◆ WHAT IS ASKED
Where does the string "title" appear in the records? Copy every line that contains it.

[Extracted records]
>>>
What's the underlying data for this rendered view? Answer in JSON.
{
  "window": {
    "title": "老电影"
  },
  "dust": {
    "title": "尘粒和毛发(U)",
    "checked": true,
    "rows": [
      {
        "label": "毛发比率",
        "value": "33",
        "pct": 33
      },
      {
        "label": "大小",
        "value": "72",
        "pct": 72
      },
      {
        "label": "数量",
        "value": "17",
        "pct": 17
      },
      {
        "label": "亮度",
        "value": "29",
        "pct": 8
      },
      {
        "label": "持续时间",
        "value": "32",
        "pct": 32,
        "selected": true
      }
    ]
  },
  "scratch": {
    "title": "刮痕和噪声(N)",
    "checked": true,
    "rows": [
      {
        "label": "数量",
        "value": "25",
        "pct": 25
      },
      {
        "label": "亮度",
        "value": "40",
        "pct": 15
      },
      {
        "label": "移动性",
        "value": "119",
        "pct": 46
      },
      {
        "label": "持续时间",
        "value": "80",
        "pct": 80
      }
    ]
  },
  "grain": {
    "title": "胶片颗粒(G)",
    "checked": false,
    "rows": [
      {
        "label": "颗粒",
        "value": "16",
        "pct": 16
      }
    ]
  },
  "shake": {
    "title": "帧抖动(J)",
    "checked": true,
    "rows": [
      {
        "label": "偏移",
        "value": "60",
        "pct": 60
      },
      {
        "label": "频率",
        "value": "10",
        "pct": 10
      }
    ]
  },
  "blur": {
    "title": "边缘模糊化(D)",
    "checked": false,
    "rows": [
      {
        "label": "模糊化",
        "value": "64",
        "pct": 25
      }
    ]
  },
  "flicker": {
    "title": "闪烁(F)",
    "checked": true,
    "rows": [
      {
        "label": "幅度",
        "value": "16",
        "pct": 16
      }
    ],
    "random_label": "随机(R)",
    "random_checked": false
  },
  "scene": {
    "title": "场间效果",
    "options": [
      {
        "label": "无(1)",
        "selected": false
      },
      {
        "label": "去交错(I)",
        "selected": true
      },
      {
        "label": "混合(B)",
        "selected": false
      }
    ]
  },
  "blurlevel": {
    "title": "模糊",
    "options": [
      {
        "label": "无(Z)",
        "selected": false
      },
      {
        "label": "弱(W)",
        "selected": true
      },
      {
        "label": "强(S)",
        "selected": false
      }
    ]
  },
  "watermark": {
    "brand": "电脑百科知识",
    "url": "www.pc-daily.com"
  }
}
<<<
◆ EXERCISE RESULT
    "title": "老电影"
    "title": "尘粒和毛发(U)",
    "title": "刮痕和噪声(N)",
    "title": "胶片颗粒(G)",
    "title": "帧抖动(J)",
    "title": "边缘模糊化(D)",
    "title": "闪烁(F)",
    "title": "场间效果",
    "title": "模糊",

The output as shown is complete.